■ **GOAL**:
Show all lines holding "order".

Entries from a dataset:
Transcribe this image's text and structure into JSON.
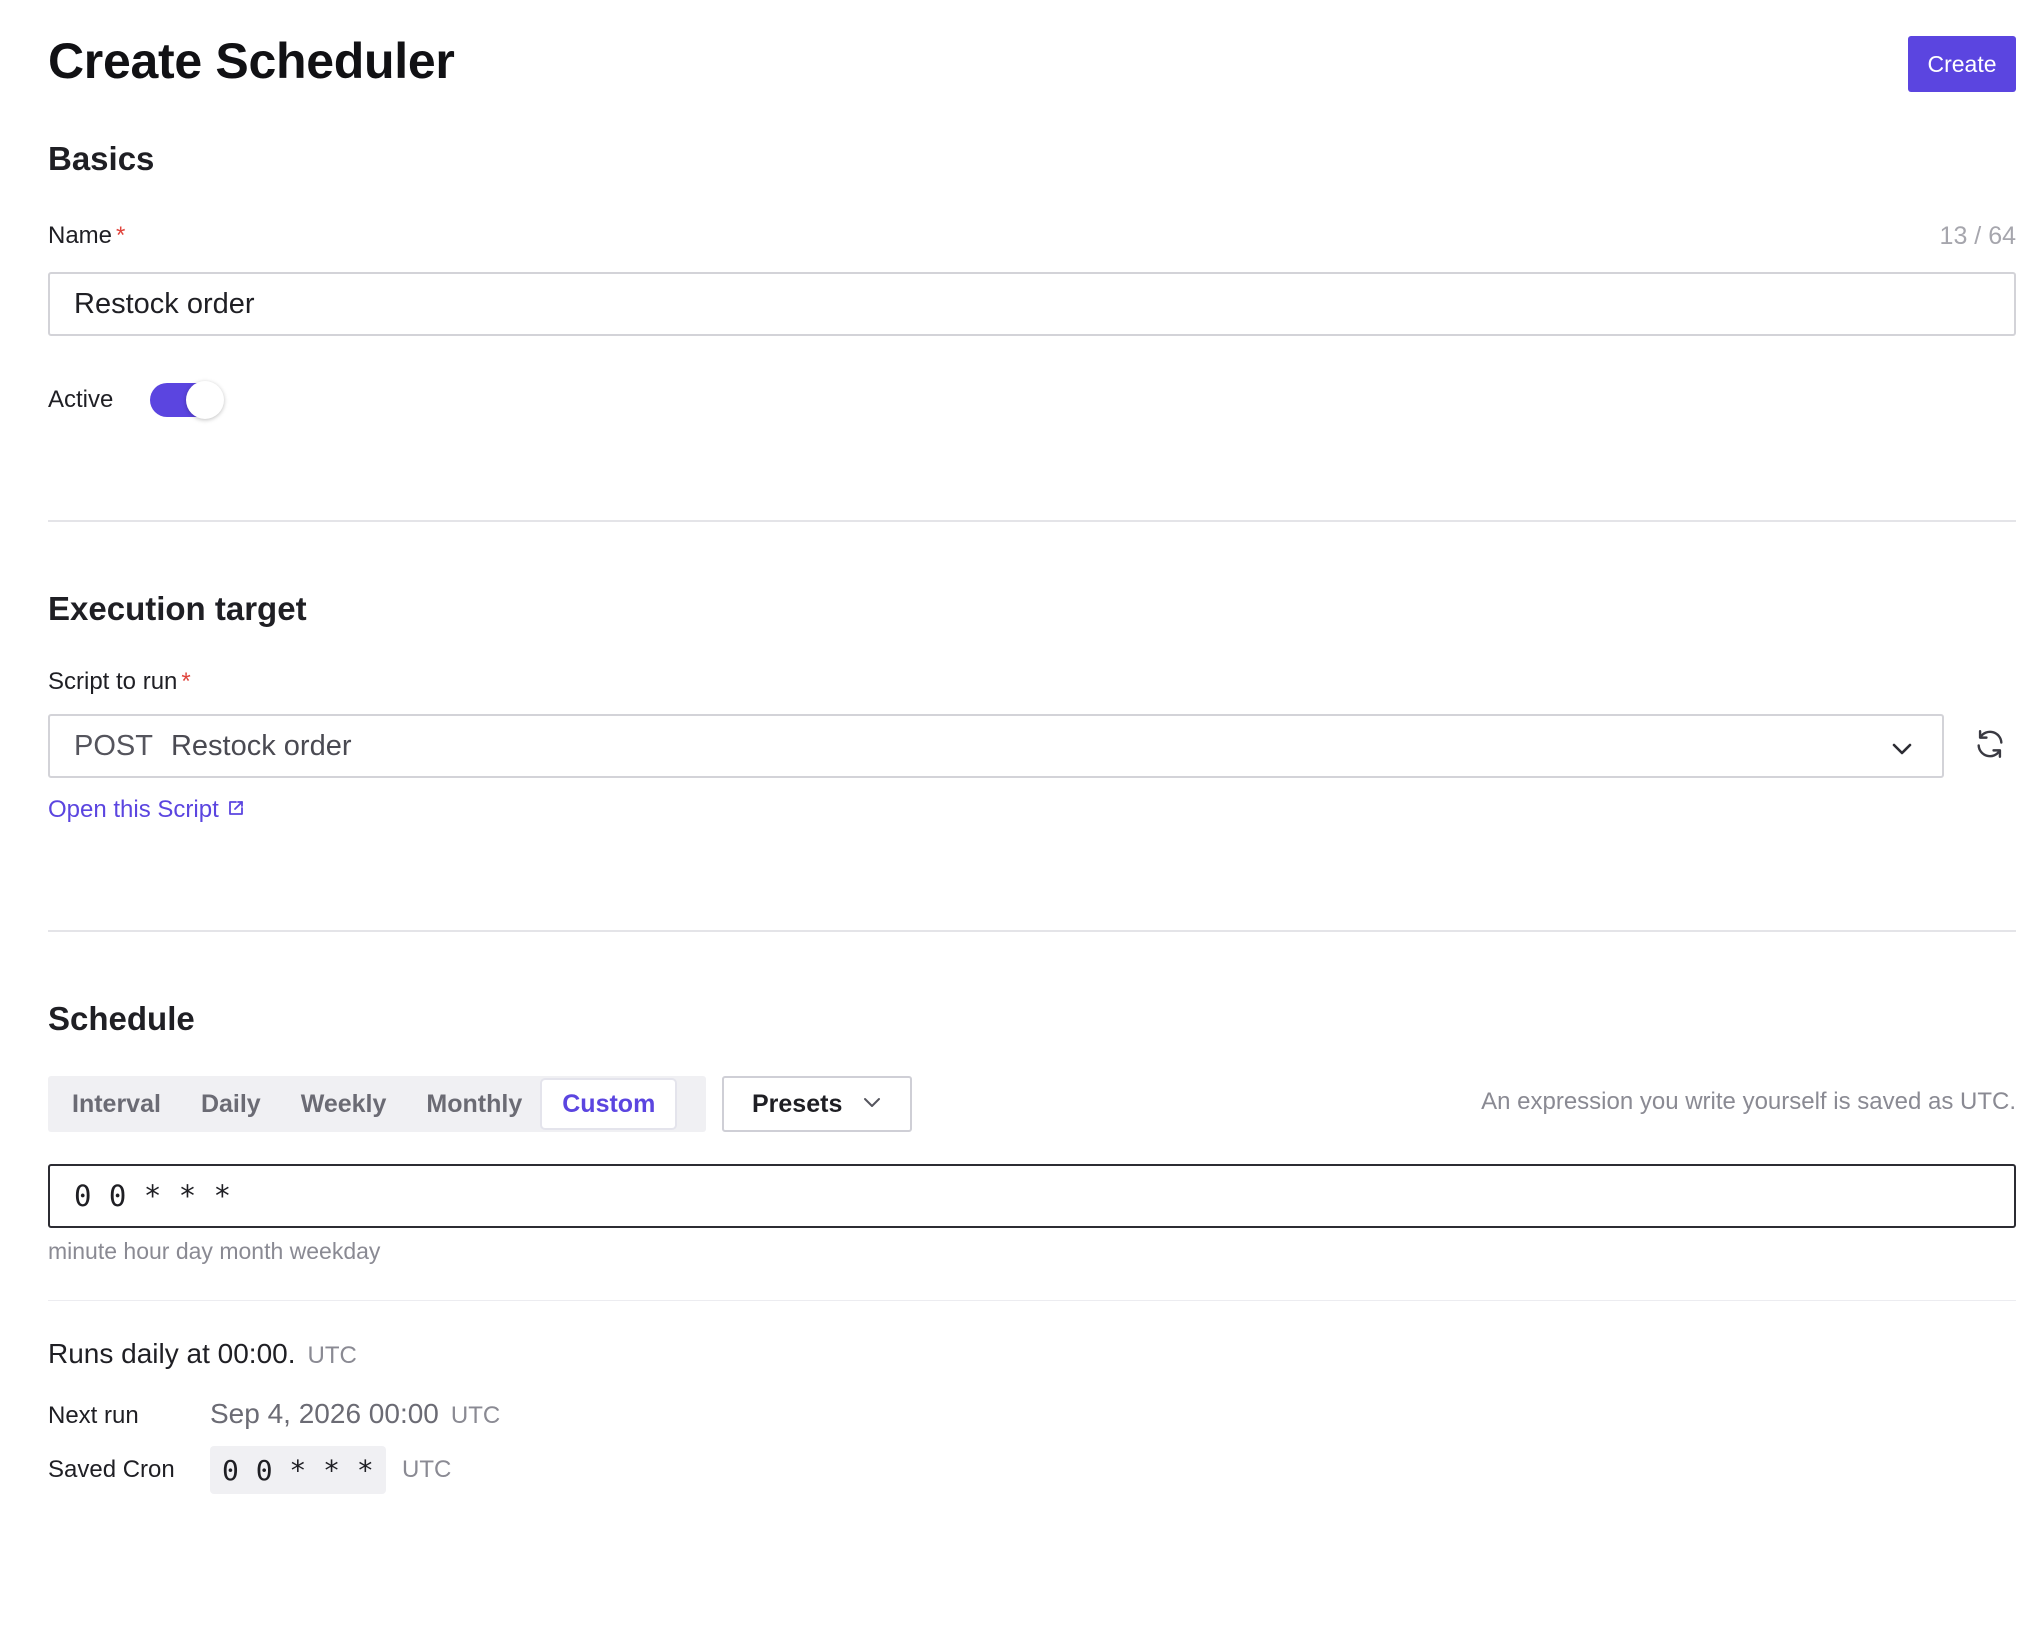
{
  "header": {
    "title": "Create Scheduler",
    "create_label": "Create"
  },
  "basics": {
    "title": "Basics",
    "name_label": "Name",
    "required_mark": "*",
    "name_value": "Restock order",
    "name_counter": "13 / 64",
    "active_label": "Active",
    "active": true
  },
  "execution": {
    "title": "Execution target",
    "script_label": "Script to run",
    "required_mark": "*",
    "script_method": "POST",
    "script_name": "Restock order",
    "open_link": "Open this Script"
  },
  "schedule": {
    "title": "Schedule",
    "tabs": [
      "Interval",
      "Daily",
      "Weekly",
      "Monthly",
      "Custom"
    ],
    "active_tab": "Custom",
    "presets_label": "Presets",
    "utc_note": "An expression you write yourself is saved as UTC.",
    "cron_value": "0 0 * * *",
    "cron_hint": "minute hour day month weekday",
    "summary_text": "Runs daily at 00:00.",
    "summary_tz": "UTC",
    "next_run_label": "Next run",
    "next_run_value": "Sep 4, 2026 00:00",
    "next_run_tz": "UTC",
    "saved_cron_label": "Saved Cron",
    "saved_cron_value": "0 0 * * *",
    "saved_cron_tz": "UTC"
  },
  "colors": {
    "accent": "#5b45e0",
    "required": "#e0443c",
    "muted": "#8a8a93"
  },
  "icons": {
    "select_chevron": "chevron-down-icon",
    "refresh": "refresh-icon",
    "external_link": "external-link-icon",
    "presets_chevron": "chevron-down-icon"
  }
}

■ **COMPLETE ANSWER**:
    "name_value": "Restock order",
    "script_name": "Restock order",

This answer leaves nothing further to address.